» SET TASK:
Can you give back every one of the records below word for word, keeping each line unchanged?

» RECORDS PROVIDED:

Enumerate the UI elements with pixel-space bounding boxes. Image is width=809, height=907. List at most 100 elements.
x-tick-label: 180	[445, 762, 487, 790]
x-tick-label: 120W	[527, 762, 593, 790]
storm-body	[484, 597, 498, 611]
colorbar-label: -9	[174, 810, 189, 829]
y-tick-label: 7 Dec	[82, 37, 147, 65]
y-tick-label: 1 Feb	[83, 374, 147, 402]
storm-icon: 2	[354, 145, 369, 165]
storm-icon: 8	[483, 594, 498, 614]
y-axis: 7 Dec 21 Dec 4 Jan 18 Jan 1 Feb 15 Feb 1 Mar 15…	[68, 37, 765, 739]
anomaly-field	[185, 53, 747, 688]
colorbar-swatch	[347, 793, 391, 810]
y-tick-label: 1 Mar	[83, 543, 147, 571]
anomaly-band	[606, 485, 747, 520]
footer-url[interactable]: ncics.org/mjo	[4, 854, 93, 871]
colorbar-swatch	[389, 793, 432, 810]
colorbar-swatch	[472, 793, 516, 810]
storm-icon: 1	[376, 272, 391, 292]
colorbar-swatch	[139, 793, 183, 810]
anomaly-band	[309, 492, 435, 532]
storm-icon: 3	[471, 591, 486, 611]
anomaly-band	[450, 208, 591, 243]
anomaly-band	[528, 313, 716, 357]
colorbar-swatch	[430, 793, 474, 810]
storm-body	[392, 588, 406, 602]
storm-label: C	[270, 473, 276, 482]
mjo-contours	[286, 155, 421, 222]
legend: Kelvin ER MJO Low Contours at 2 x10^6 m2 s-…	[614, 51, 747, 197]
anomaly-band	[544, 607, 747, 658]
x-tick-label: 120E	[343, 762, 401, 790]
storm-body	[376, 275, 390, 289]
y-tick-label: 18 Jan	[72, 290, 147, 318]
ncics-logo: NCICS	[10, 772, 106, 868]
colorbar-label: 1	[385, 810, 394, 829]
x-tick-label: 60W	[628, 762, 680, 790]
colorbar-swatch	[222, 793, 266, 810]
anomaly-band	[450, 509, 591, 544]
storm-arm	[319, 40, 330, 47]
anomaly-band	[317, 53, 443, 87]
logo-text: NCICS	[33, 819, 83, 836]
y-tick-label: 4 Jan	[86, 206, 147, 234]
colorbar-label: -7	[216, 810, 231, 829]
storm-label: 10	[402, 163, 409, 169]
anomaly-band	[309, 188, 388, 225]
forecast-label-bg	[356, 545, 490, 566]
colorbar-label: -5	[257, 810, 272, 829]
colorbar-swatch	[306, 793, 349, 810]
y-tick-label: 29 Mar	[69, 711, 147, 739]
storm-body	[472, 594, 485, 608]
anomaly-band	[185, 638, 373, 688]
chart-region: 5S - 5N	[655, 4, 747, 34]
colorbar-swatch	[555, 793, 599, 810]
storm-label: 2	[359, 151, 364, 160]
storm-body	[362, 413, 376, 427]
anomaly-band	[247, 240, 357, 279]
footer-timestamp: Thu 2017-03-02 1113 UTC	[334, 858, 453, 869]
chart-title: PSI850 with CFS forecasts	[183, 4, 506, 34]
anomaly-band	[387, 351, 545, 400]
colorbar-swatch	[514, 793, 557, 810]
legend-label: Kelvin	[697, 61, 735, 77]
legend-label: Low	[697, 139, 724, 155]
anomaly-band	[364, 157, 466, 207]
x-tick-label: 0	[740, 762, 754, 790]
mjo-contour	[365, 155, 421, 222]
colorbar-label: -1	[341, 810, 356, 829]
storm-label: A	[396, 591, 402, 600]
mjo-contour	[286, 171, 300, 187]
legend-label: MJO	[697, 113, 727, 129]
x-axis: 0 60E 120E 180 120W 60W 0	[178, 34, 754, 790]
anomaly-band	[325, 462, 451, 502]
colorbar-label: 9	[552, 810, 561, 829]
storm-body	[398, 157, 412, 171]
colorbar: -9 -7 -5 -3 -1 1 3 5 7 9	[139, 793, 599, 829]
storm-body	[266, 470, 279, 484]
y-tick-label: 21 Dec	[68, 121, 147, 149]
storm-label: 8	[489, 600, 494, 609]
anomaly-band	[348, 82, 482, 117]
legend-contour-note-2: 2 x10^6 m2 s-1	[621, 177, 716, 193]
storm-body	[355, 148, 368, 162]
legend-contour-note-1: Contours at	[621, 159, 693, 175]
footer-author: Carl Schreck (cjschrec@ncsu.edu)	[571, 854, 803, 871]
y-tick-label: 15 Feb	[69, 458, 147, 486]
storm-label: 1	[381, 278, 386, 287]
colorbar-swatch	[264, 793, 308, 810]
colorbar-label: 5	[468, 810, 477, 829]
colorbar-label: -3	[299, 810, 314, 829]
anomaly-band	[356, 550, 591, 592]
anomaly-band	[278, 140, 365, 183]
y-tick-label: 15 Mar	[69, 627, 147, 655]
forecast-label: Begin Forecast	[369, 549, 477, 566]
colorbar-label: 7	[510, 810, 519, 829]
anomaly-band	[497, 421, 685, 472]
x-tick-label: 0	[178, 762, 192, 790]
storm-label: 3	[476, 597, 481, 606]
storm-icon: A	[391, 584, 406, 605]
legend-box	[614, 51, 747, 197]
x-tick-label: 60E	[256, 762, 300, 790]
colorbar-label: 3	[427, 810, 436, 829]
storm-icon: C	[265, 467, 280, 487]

» COMPLETE OUTPUT:
Enumerate the UI elements with pixel-space bounding boxes. Image is width=809, height=907. List at most 100 elements.
x-tick-label: 180	[445, 762, 487, 790]
x-tick-label: 120W	[527, 762, 593, 790]
storm-body	[484, 597, 498, 611]
colorbar-label: -9	[174, 810, 189, 829]
y-tick-label: 7 Dec	[82, 37, 147, 65]
y-tick-label: 1 Feb	[83, 374, 147, 402]
storm-icon: 2	[354, 145, 369, 165]
storm-icon: 8	[483, 594, 498, 614]
y-axis: 7 Dec 21 Dec 4 Jan 18 Jan 1 Feb 15 Feb 1 Mar 15…	[68, 37, 765, 739]
anomaly-field	[185, 53, 747, 688]
colorbar-swatch	[347, 793, 391, 810]
y-tick-label: 1 Mar	[83, 543, 147, 571]
anomaly-band	[606, 485, 747, 520]
footer-url[interactable]: ncics.org/mjo	[4, 854, 93, 871]
colorbar-swatch	[389, 793, 432, 810]
colorbar-swatch	[472, 793, 516, 810]
storm-icon: 1	[376, 272, 391, 292]
colorbar-swatch	[139, 793, 183, 810]
anomaly-band	[309, 492, 435, 532]
storm-icon: 3	[471, 591, 486, 611]
anomaly-band	[450, 208, 591, 243]
anomaly-band	[528, 313, 716, 357]
colorbar-swatch	[430, 793, 474, 810]
storm-body	[392, 588, 406, 602]
storm-label: C	[270, 473, 276, 482]
mjo-contours	[286, 155, 421, 222]
legend: Kelvin ER MJO Low Contours at 2 x10^6 m2 s-…	[614, 51, 747, 197]
anomaly-band	[544, 607, 747, 658]
x-tick-label: 120E	[343, 762, 401, 790]
storm-body	[376, 275, 390, 289]
y-tick-label: 18 Jan	[72, 290, 147, 318]
ncics-logo: NCICS	[10, 772, 106, 868]
colorbar-label: 1	[385, 810, 394, 829]
x-tick-label: 60W	[628, 762, 680, 790]
colorbar-swatch	[222, 793, 266, 810]
anomaly-band	[450, 509, 591, 544]
storm-arm	[319, 40, 330, 47]
anomaly-band	[317, 53, 443, 87]
logo-text: NCICS	[33, 819, 83, 836]
y-tick-label: 4 Jan	[86, 206, 147, 234]
colorbar-label: -7	[216, 810, 231, 829]
storm-label: 10	[402, 163, 409, 169]
anomaly-band	[309, 188, 388, 225]
forecast-label-bg	[356, 545, 490, 566]
colorbar-label: -5	[257, 810, 272, 829]
colorbar-swatch	[306, 793, 349, 810]
y-tick-label: 29 Mar	[69, 711, 147, 739]
storm-body	[472, 594, 485, 608]
anomaly-band	[185, 638, 373, 688]
chart-region: 5S - 5N	[655, 4, 747, 34]
colorbar-swatch	[555, 793, 599, 810]
storm-label: 2	[359, 151, 364, 160]
storm-body	[362, 413, 376, 427]
anomaly-band	[247, 240, 357, 279]
footer-timestamp: Thu 2017-03-02 1113 UTC	[334, 858, 453, 869]
chart-title: PSI850 with CFS forecasts	[183, 4, 506, 34]
anomaly-band	[387, 351, 545, 400]
colorbar-swatch	[514, 793, 557, 810]
legend-label: Kelvin	[697, 61, 735, 77]
legend-label: Low	[697, 139, 724, 155]
anomaly-band	[364, 157, 466, 207]
x-tick-label: 0	[740, 762, 754, 790]
mjo-contour	[365, 155, 421, 222]
colorbar-label: -1	[341, 810, 356, 829]
storm-label: A	[396, 591, 402, 600]
mjo-contour	[286, 171, 300, 187]
legend-label: MJO	[697, 113, 727, 129]
x-axis: 0 60E 120E 180 120W 60W 0	[178, 34, 754, 790]
anomaly-band	[325, 462, 451, 502]
colorbar-label: 9	[552, 810, 561, 829]
storm-body	[398, 157, 412, 171]
colorbar: -9 -7 -5 -3 -1 1 3 5 7 9	[139, 793, 599, 829]
storm-body	[266, 470, 279, 484]
y-tick-label: 21 Dec	[68, 121, 147, 149]
storm-label: 8	[489, 600, 494, 609]
anomaly-band	[348, 82, 482, 117]
legend-contour-note-2: 2 x10^6 m2 s-1	[621, 177, 716, 193]
storm-body	[355, 148, 368, 162]
legend-contour-note-1: Contours at	[621, 159, 693, 175]
footer-author: Carl Schreck (cjschrec@ncsu.edu)	[571, 854, 803, 871]
y-tick-label: 15 Feb	[69, 458, 147, 486]
storm-label: 1	[381, 278, 386, 287]
colorbar-swatch	[264, 793, 308, 810]
colorbar-label: 5	[468, 810, 477, 829]
colorbar-label: -3	[299, 810, 314, 829]
anomaly-band	[356, 550, 591, 592]
anomaly-band	[278, 140, 365, 183]
y-tick-label: 15 Mar	[69, 627, 147, 655]
forecast-label: Begin Forecast	[369, 549, 477, 566]
colorbar-label: 7	[510, 810, 519, 829]
anomaly-band	[497, 421, 685, 472]
x-tick-label: 0	[178, 762, 192, 790]
storm-label: 3	[476, 597, 481, 606]
storm-icon: A	[391, 584, 406, 605]
legend-box	[614, 51, 747, 197]
x-tick-label: 60E	[256, 762, 300, 790]
colorbar-label: 3	[427, 810, 436, 829]
storm-icon: C	[265, 467, 280, 487]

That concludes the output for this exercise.